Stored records
┄┄┄┄┄┄
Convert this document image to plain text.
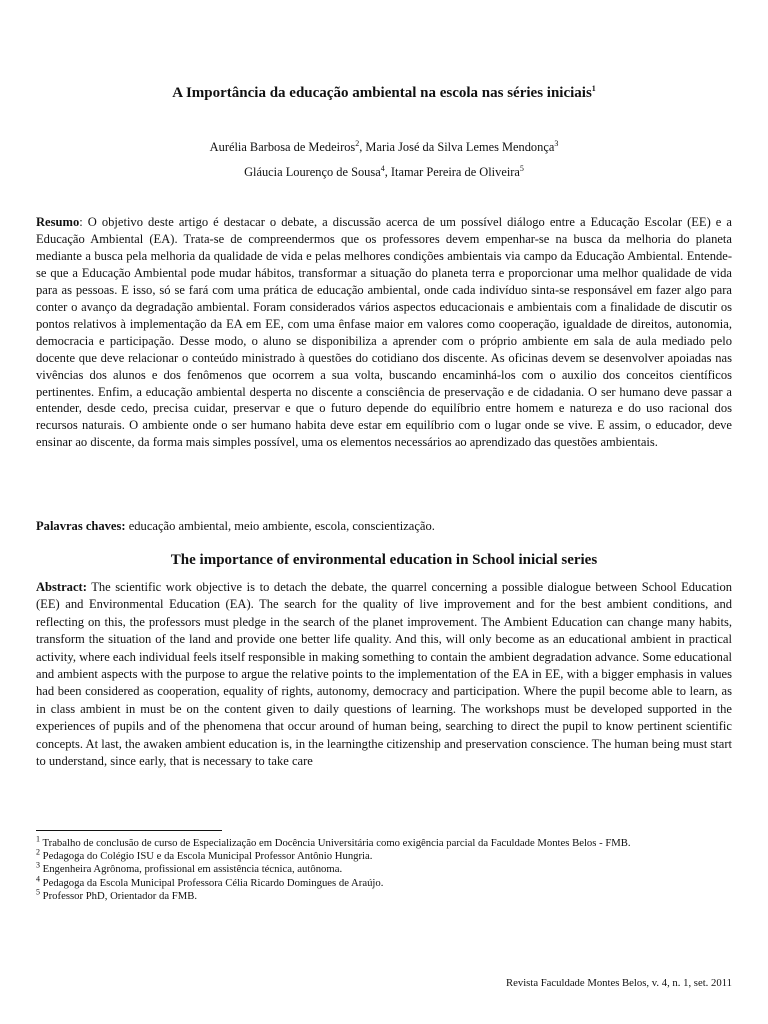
A Importância da educação ambiental na escola nas séries iniciais$^1$
Aurélia Barbosa de Medeiros$^2$, Maria José da Silva Lemes Mendonça$^3$
Gláucia Lourenço de Sousa$^4$, Itamar Pereira de Oliveira$^5$
Resumo: O objetivo deste artigo é destacar o debate, a discussão acerca de um possível diálogo entre a Educação Escolar (EE) e a Educação Ambiental (EA). Trata-se de compreendermos que os professores devem empenhar-se na busca da melhoria do planeta mediante a busca pela melhoria da qualidade de vida e pelas melhores condições ambientais via campo da Educação Ambiental. Entende-se que a Educação Ambiental pode mudar hábitos, transformar a situação do planeta terra e proporcionar uma melhor qualidade de vida para as pessoas. E isso, só se fará com uma prática de educação ambiental, onde cada indivíduo sinta-se responsável em fazer algo para conter o avanço da degradação ambiental. Foram considerados vários aspectos educacionais e ambientais com a finalidade de discutir os pontos relativos à implementação da EA em EE, com uma ênfase maior em valores como cooperação, igualdade de direitos, autonomia, democracia e participação. Desse modo, o aluno se disponibiliza a aprender com o próprio ambiente em sala de aula mediado pelo docente que deve relacionar o conteúdo ministrado à questões do cotidiano dos discente. As oficinas devem se desenvolver apoiadas nas vivências dos alunos e dos fenômenos que ocorrem a sua volta, buscando encaminhá-los com o auxilio dos conceitos científicos pertinentes. Enfim, a educação ambiental desperta no discente a consciência de preservação e de cidadania. O ser humano deve passar a entender, desde cedo, precisa cuidar, preservar e que o futuro depende do equilíbrio entre homem e natureza e do uso racional dos recursos naturais. O ambiente onde o ser humano habita deve estar em equilíbrio com o lugar onde se vive. E assim, o educador, deve ensinar ao discente, da forma mais simples possível, uma os elementos necessários ao aprendizado das questões ambientais.
Palavras chaves: educação ambiental, meio ambiente, escola, conscientização.
The importance of environmental education in School inicial series
Abstract: The scientific work objective is to detach the debate, the quarrel concerning a possible dialogue between School Education (EE) and Environmental Education (EA). The search for the quality of live improvement and for the best ambient conditions, and reflecting on this, the professors must pledge in the search of the planet improvement. The Ambient Education can change many habits, transform the situation of the land and provide one better life quality. And this, will only become as an educational ambient in practical activity, where each individual feels itself responsible in making something to contain the ambient degradation advance. Some educational and ambient aspects with the purpose to argue the relative points to the implementation of the EA in EE, with a bigger emphasis in values had been considered as cooperation, equality of rights, autonomy, democracy and participation. Where the pupil become able to learn, as in class ambient in must be on the content given to daily questions of learning. The workshops must be developed supported in the experiences of pupils and of the phenomena that occur around of human being, searching to direct the pupil to know pertinent scientific concepts. At last, the awaken ambient education is, in the learningthe citizenship and preservation conscience. The human being must start to understand, since early, that is necessary to take care
$^1$ Trabalho de conclusão de curso de Especialização em Docência Universitária como exigência parcial da Faculdade Montes Belos - FMB.
$^2$ Pedagoga do Colégio ISU e da Escola Municipal Professor Antônio Hungria.
$^3$ Engenheira Agrônoma, profissional em assistência técnica, autônoma.
$^4$ Pedagoga da Escola Municipal Professora Célia Ricardo Domingues de Araújo.
$^5$ Professor PhD, Orientador da FMB.
Revista Faculdade Montes Belos, v. 4, n. 1, set. 2011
┄┄┄┄┄┄
● Task to complete
Pull out each line of the entries that contains "Faculdade".

● Solution to this task
$^1$ Trabalho de conclusão de curso de Especialização em Docência Universitária como exigência parcial da Faculdade Montes Belos - FMB.
Revista Faculdade Montes Belos, v. 4, n. 1, set. 2011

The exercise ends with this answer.